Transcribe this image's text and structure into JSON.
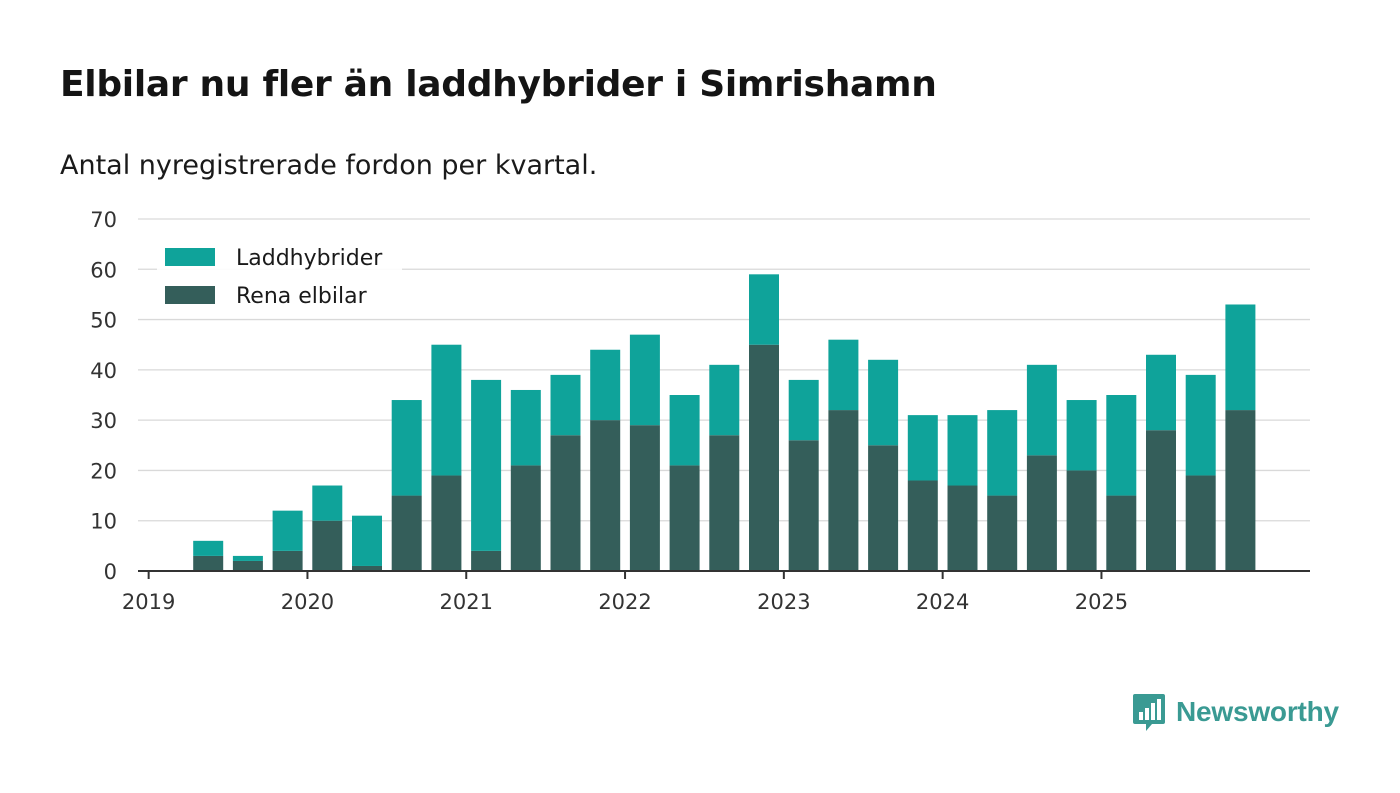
{
  "title": "Elbilar nu fler än laddhybrider i Simrishamn",
  "subtitle": "Antal nyregistrerade fordon per kvartal.",
  "brand": "Newsworthy",
  "colors": {
    "laddhybrider": "#0fa39a",
    "elbilar": "#345e5a",
    "grid": "#d9d9d9",
    "axis": "#333333",
    "brand": "#3a9a93"
  },
  "chart_data": {
    "type": "bar",
    "stacked": true,
    "title": "Elbilar nu fler än laddhybrider i Simrishamn",
    "subtitle": "Antal nyregistrerade fordon per kvartal.",
    "xlabel": "",
    "ylabel": "",
    "ylim": [
      0,
      70
    ],
    "yticks": [
      0,
      10,
      20,
      30,
      40,
      50,
      60,
      70
    ],
    "xtick_labels": [
      "2019",
      "2020",
      "2021",
      "2022",
      "2023",
      "2024",
      "2025"
    ],
    "legend_position": "top-left",
    "categories": [
      "2019 Q1",
      "2019 Q2",
      "2019 Q3",
      "2019 Q4",
      "2020 Q1",
      "2020 Q2",
      "2020 Q3",
      "2020 Q4",
      "2021 Q1",
      "2021 Q2",
      "2021 Q3",
      "2021 Q4",
      "2022 Q1",
      "2022 Q2",
      "2022 Q3",
      "2022 Q4",
      "2023 Q1",
      "2023 Q2",
      "2023 Q3",
      "2023 Q4",
      "2024 Q1",
      "2024 Q2",
      "2024 Q3",
      "2024 Q4",
      "2025 Q1",
      "2025 Q2",
      "2025 Q3",
      "2025 Q4"
    ],
    "series": [
      {
        "name": "Rena elbilar",
        "values": [
          0,
          3,
          2,
          4,
          10,
          1,
          15,
          19,
          4,
          21,
          27,
          30,
          29,
          21,
          27,
          45,
          26,
          32,
          25,
          18,
          17,
          15,
          23,
          20,
          15,
          28,
          19,
          32
        ]
      },
      {
        "name": "Laddhybrider",
        "values": [
          0,
          3,
          1,
          8,
          7,
          10,
          19,
          26,
          34,
          15,
          12,
          14,
          18,
          14,
          14,
          14,
          12,
          14,
          17,
          13,
          14,
          17,
          18,
          14,
          20,
          15,
          20,
          21
        ]
      }
    ]
  }
}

__Required task__:
Find the lines containing "kvartal" and list every one of them.

__Exercise solution__:
  "subtitle": "Antal nyregistrerade fordon per kvartal.",
    "subtitle": "Antal nyregistrerade fordon per kvartal.",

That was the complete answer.